[SET EXERCISE]: Reproduce each line that includes the word "Floatstone".

[INPUT]:
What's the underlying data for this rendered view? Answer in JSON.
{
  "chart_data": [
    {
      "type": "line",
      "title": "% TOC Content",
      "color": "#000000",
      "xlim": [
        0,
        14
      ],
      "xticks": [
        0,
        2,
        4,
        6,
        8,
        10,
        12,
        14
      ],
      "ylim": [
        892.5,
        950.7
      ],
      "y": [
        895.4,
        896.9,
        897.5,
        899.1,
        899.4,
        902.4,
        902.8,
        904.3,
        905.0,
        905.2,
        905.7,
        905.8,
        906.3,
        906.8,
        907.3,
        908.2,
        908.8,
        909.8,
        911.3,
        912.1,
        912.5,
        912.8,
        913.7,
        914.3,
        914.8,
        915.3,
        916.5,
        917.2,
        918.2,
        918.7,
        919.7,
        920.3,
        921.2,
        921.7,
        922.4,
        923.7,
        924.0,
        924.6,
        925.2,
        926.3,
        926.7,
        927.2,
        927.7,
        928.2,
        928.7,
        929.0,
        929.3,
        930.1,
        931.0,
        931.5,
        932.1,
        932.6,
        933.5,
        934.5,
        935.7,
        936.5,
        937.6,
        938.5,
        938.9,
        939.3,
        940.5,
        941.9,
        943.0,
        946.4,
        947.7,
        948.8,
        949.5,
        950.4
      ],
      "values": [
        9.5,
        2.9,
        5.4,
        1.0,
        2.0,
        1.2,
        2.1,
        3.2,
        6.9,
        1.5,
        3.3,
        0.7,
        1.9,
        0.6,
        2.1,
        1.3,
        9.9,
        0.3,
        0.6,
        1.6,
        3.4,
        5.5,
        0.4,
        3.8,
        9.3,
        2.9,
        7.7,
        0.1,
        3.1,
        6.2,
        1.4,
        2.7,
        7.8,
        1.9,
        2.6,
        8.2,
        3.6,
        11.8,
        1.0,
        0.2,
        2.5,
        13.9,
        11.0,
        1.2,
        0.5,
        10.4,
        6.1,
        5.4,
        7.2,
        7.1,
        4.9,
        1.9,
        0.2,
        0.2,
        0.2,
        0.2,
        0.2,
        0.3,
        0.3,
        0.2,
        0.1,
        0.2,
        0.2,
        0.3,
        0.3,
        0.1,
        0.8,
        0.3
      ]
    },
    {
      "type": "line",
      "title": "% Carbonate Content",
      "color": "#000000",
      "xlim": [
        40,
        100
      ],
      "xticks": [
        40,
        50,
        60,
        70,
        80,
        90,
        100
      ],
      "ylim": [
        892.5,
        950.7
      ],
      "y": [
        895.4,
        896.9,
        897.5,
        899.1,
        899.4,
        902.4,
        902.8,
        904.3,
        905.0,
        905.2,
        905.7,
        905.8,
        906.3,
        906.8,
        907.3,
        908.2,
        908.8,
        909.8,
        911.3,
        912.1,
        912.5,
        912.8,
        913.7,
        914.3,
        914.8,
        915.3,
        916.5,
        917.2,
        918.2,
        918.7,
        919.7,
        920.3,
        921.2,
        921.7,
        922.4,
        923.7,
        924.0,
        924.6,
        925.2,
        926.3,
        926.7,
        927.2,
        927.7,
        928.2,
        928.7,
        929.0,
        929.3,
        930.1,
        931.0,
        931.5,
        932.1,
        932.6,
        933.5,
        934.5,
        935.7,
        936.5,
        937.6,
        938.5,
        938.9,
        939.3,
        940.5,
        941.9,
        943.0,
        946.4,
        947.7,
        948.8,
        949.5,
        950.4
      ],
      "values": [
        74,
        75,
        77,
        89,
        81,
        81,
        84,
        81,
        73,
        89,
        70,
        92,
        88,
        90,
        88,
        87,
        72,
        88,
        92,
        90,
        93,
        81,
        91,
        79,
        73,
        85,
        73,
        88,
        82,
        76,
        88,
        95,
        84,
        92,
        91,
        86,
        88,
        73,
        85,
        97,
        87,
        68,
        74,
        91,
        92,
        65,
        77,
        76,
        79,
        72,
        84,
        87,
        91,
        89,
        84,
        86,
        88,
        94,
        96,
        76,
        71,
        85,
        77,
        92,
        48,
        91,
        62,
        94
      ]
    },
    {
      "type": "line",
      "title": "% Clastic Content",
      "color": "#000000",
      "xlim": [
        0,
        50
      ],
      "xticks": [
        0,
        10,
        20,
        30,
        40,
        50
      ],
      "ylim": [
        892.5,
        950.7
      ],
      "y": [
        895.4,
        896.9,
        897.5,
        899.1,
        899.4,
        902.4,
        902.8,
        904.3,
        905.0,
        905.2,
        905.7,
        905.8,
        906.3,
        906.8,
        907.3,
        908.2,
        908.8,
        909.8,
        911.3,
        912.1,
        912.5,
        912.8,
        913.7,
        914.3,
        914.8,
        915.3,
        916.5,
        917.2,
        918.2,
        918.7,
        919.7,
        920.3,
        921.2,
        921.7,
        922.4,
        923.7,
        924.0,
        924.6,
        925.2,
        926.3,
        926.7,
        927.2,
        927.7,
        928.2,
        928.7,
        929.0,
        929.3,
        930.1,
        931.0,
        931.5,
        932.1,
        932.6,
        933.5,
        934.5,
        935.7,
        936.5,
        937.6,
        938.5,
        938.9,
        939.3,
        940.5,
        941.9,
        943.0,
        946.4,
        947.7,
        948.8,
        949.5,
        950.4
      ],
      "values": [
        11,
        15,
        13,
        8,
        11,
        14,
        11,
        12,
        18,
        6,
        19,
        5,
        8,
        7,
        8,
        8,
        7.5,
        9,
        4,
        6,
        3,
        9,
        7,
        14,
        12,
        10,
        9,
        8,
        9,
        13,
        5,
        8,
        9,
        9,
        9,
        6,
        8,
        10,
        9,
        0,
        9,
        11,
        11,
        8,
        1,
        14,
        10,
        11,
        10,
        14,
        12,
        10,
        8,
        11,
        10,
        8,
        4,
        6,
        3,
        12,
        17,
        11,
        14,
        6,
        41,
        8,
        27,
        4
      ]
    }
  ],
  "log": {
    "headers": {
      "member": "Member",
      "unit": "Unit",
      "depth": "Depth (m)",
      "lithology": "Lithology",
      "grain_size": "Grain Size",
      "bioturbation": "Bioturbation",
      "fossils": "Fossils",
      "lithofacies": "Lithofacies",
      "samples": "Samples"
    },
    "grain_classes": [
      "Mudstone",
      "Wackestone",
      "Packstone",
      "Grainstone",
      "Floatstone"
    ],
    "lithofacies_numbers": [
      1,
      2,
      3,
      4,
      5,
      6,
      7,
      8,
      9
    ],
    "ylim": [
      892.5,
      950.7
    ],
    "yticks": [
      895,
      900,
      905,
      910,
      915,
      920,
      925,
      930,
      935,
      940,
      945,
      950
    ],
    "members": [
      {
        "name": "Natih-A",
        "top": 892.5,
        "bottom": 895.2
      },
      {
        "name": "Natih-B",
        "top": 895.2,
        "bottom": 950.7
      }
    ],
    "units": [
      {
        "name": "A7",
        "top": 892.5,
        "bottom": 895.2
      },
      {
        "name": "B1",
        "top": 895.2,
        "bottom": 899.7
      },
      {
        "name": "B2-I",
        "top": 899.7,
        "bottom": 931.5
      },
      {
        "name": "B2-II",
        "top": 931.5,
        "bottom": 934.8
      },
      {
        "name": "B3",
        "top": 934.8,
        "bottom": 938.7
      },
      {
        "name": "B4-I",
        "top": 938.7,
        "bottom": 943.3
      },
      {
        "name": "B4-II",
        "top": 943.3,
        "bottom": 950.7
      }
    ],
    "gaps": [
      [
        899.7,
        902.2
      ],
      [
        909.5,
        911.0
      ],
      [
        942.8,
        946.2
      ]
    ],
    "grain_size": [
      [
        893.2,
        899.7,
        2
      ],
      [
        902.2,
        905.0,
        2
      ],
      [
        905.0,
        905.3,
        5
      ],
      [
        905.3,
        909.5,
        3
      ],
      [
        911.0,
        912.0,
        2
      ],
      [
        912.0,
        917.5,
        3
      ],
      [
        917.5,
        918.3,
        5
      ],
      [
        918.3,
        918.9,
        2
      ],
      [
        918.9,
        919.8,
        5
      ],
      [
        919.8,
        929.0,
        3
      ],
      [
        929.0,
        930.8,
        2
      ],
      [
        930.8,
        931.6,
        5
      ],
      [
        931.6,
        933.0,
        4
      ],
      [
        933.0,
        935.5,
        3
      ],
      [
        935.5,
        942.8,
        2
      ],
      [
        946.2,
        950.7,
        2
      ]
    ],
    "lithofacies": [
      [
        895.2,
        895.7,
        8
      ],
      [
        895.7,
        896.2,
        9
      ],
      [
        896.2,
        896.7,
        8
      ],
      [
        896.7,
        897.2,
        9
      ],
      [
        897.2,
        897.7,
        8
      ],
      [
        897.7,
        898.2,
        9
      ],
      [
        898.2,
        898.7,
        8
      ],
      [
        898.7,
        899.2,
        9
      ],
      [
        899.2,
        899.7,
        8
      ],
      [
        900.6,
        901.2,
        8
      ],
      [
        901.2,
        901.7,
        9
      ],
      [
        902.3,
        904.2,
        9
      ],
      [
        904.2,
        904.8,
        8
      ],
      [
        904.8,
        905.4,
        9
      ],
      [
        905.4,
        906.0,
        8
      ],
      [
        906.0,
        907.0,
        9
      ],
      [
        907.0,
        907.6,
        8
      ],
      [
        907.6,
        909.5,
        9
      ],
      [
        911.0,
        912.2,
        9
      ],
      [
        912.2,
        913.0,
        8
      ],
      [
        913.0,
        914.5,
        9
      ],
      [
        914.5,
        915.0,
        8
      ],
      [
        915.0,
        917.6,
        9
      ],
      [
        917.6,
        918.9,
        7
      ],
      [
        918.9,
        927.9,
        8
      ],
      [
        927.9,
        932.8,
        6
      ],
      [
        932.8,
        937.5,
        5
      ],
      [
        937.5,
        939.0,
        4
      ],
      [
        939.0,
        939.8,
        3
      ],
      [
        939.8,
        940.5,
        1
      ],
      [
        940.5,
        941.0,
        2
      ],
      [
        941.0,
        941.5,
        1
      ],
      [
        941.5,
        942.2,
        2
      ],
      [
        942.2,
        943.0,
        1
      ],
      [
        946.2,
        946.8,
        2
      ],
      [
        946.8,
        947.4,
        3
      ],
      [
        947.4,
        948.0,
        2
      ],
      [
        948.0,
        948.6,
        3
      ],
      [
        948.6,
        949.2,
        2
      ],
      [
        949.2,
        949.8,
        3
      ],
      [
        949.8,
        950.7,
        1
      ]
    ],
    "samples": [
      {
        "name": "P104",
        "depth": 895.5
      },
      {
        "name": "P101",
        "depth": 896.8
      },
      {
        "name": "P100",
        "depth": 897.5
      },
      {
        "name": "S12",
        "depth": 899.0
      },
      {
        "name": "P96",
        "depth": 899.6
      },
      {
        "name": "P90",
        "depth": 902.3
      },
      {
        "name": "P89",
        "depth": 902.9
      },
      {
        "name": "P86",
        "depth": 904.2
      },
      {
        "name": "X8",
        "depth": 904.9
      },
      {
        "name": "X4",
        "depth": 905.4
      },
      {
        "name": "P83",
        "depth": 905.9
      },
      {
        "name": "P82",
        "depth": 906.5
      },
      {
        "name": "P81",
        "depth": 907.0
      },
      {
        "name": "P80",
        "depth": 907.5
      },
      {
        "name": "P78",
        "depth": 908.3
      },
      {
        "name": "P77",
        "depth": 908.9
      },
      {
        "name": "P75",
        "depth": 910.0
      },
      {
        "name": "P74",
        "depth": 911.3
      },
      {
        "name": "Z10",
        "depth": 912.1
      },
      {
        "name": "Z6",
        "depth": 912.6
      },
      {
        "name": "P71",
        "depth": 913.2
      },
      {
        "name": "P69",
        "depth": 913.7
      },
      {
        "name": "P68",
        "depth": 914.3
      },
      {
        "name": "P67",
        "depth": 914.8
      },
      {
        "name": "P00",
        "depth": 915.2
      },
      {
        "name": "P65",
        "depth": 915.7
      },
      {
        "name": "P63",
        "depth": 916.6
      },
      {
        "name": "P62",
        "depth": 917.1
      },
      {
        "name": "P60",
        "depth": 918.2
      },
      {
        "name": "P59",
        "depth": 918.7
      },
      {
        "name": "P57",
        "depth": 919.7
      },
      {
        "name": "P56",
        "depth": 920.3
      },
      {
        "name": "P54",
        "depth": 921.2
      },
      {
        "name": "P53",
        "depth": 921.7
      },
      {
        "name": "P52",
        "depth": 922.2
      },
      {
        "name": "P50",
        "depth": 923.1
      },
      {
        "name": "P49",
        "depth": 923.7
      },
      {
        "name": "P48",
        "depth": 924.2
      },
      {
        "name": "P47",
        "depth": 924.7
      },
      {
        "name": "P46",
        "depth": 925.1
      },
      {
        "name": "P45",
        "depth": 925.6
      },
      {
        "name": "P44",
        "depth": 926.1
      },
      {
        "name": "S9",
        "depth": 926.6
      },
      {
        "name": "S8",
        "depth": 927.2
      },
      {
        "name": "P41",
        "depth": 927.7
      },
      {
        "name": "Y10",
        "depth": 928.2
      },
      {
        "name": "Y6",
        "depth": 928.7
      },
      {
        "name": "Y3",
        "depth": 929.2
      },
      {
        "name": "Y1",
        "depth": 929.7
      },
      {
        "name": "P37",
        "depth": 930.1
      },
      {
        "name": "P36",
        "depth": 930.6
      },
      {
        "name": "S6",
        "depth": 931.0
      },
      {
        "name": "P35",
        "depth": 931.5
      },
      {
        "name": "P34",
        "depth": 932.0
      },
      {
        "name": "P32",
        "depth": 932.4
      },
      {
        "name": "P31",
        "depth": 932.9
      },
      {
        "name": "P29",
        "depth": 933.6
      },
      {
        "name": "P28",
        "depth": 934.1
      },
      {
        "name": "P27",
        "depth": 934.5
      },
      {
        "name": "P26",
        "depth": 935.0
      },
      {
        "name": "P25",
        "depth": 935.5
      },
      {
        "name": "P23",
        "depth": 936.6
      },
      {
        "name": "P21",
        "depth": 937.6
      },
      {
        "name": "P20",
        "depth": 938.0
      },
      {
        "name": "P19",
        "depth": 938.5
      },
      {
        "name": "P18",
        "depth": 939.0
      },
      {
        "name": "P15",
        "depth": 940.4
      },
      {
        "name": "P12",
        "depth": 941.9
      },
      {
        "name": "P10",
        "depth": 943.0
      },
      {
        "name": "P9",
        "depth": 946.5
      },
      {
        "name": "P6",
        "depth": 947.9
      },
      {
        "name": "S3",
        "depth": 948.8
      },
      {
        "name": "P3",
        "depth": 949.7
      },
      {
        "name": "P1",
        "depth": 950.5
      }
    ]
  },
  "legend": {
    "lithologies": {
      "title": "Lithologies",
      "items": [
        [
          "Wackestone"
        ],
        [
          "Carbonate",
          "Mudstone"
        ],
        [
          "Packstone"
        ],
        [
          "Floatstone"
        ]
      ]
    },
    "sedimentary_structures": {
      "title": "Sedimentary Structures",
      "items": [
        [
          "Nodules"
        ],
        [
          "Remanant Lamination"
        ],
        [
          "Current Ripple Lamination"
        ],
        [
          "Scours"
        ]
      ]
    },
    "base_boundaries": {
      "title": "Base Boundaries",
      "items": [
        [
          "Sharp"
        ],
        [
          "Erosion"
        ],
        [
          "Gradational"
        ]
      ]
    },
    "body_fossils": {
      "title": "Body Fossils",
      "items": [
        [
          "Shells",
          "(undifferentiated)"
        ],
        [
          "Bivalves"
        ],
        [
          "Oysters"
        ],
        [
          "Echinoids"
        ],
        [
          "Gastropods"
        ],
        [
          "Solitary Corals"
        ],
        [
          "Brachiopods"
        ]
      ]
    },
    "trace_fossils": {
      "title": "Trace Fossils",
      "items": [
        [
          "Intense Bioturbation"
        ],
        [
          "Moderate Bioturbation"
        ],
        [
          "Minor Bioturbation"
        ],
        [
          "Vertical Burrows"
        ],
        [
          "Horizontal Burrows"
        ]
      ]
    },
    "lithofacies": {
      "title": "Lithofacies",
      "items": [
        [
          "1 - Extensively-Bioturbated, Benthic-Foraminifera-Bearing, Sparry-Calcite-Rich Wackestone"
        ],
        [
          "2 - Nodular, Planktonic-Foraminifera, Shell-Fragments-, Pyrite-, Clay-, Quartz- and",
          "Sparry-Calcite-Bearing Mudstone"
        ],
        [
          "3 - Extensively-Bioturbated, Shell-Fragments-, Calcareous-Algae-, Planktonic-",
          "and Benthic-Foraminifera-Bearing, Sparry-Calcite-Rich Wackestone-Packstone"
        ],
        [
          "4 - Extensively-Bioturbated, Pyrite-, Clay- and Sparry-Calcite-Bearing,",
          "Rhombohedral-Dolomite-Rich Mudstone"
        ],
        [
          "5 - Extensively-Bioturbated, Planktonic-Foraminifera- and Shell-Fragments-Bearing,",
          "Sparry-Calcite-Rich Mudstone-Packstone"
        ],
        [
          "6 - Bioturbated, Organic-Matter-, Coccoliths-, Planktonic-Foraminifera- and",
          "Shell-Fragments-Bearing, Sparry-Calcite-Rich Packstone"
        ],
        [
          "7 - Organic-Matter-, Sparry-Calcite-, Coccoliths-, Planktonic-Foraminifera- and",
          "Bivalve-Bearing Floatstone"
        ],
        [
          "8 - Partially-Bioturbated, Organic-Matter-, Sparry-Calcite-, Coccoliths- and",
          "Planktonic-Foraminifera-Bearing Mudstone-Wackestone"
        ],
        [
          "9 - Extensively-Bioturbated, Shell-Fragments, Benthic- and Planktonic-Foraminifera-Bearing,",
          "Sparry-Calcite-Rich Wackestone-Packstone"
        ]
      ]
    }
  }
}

[SOLUTION]:
      "Floatstone"
          "Floatstone"
          "Bivalve-Bearing Floatstone"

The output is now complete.